(Records from a data source)
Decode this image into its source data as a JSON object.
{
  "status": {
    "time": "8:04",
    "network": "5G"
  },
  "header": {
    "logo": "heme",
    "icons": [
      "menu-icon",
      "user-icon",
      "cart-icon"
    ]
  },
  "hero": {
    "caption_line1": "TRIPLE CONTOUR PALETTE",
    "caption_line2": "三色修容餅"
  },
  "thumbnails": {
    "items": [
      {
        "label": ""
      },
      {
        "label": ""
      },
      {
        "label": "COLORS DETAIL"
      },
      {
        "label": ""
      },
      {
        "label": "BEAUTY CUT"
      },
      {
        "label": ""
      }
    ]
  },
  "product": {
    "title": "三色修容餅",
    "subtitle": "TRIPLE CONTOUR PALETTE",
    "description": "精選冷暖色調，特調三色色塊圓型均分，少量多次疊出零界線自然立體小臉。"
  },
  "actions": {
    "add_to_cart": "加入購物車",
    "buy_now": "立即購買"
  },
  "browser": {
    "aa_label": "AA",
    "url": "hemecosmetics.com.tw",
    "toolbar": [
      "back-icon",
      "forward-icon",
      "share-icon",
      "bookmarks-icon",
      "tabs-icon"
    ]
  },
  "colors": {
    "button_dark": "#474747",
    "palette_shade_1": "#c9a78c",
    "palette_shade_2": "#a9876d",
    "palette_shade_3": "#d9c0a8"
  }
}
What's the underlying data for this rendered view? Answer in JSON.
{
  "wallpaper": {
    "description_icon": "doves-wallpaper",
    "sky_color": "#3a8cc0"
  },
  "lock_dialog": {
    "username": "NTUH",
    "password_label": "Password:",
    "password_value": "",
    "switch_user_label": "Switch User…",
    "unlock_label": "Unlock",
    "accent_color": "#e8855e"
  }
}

---

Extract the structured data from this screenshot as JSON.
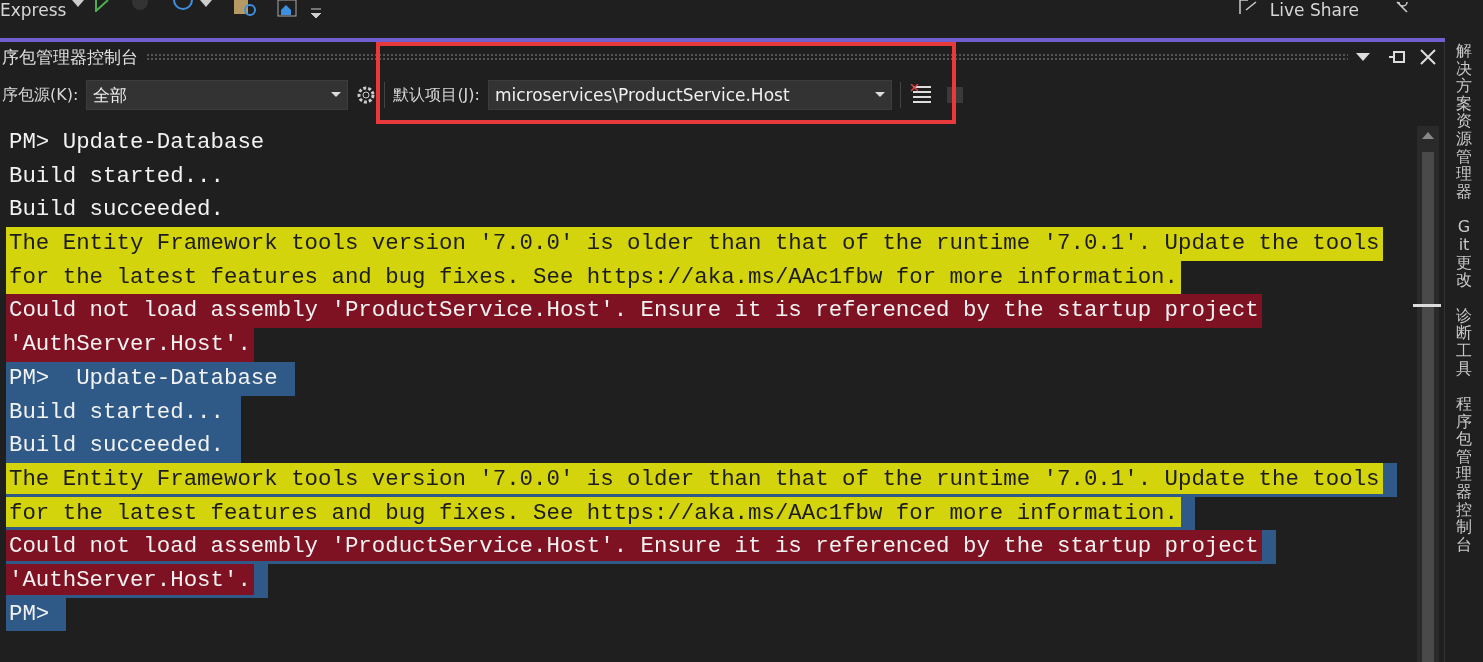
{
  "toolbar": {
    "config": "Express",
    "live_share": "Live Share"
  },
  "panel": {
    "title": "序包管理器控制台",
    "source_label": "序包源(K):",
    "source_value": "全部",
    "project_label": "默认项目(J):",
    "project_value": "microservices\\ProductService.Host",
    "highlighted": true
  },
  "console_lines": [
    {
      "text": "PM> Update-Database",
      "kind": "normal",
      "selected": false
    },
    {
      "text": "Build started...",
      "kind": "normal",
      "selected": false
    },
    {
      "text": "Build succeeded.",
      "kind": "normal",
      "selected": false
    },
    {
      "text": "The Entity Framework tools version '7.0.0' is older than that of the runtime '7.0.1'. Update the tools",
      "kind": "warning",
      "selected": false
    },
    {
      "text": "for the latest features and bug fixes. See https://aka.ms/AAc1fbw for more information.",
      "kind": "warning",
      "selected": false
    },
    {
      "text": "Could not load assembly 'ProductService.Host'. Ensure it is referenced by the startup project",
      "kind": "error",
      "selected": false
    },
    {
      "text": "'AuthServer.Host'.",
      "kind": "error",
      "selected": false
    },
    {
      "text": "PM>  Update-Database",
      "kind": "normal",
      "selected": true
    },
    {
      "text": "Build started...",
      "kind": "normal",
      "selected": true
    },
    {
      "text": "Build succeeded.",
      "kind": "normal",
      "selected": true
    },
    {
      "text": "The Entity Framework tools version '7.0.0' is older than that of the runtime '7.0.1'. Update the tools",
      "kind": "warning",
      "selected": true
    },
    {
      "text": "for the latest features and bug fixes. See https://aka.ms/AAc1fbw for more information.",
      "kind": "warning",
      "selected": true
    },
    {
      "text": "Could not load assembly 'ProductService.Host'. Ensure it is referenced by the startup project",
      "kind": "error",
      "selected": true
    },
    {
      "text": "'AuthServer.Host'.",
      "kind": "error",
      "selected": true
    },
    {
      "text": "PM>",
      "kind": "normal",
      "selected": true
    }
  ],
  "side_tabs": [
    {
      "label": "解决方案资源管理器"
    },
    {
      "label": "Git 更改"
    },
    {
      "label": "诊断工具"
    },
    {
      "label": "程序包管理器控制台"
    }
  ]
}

...

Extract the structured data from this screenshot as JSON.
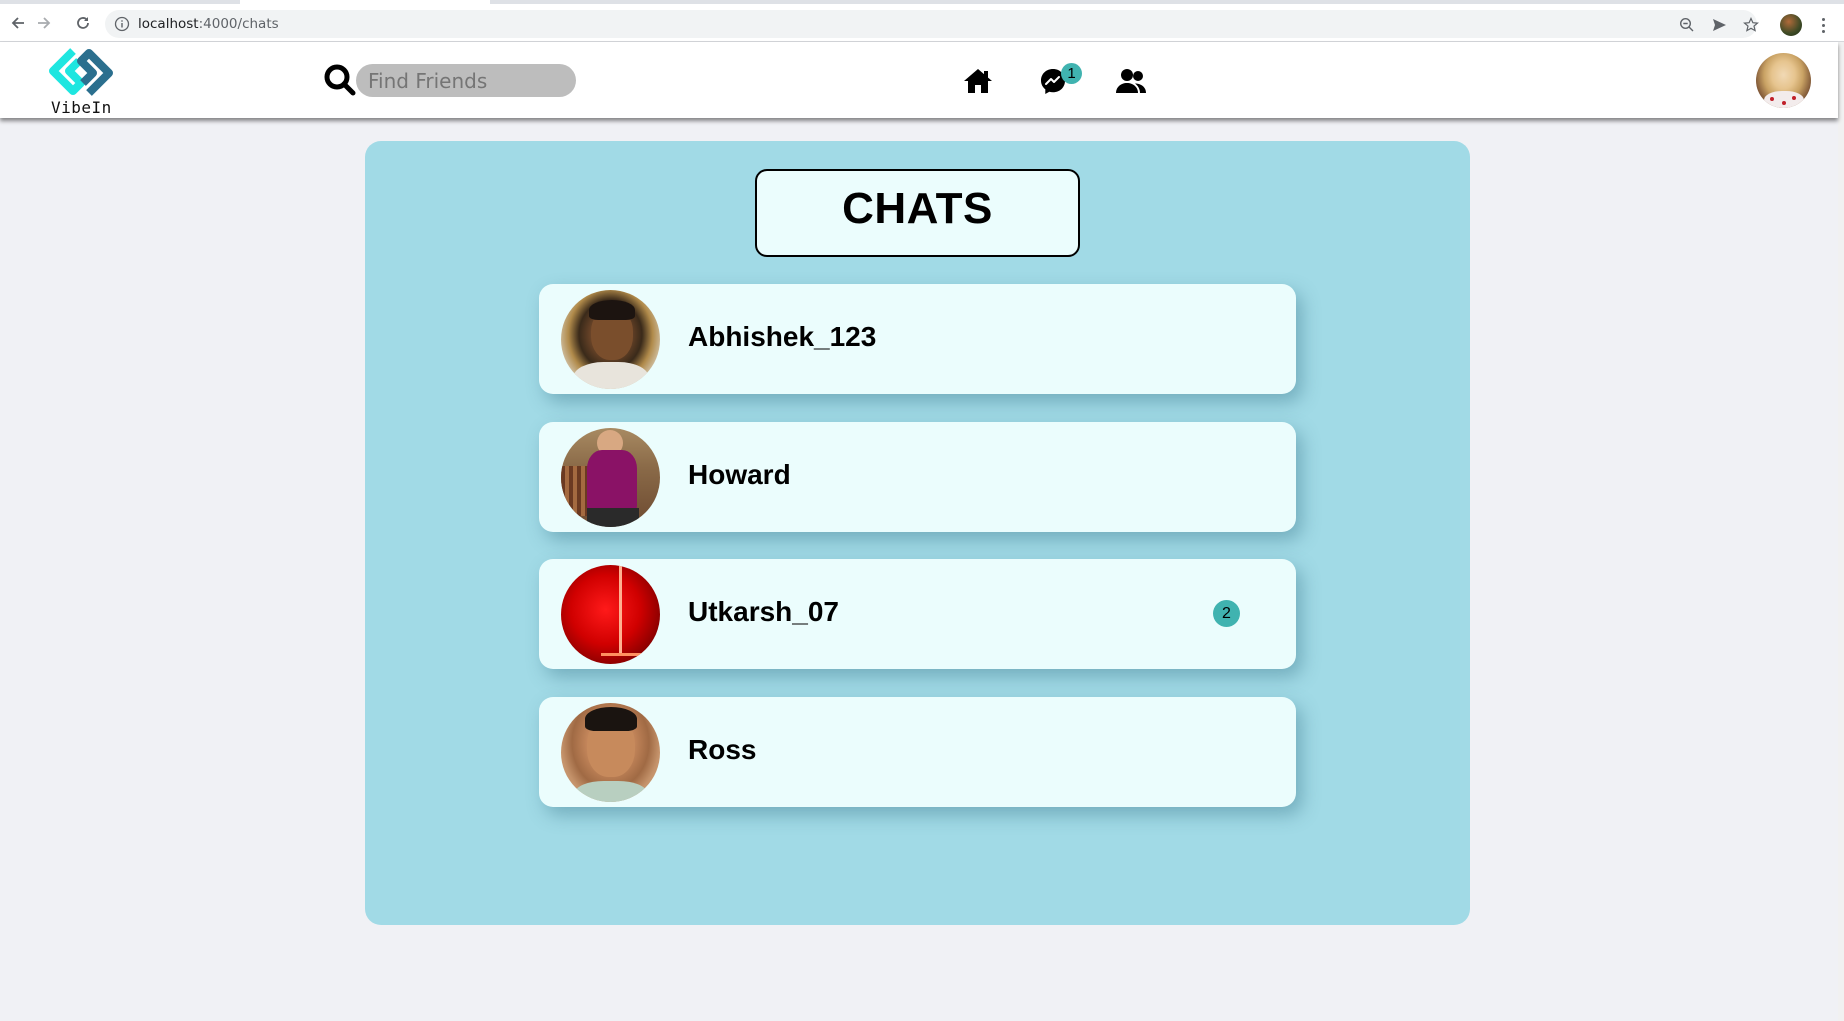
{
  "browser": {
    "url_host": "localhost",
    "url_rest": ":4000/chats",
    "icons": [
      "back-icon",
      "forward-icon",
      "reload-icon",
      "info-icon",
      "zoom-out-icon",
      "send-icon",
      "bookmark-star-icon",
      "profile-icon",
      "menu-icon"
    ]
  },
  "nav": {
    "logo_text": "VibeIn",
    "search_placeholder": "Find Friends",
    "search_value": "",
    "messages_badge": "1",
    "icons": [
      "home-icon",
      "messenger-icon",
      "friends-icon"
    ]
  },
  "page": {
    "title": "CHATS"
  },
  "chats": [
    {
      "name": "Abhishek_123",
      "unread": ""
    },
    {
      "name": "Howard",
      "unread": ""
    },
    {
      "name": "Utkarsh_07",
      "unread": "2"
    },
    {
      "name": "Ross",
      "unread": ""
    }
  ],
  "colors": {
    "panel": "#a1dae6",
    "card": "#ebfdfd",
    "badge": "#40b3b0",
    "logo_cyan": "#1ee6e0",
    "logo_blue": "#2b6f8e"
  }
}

_Task to carry out_:
Find the lines above holding the word "this" and show them.

_Answer to the problem_:
Decode this image into its source data as a JSON object.
What's the underlying data for this rendered view? Answer in JSON.
Extract the structured data from this screenshot as JSON.
Extract the structured data from this screenshot as JSON.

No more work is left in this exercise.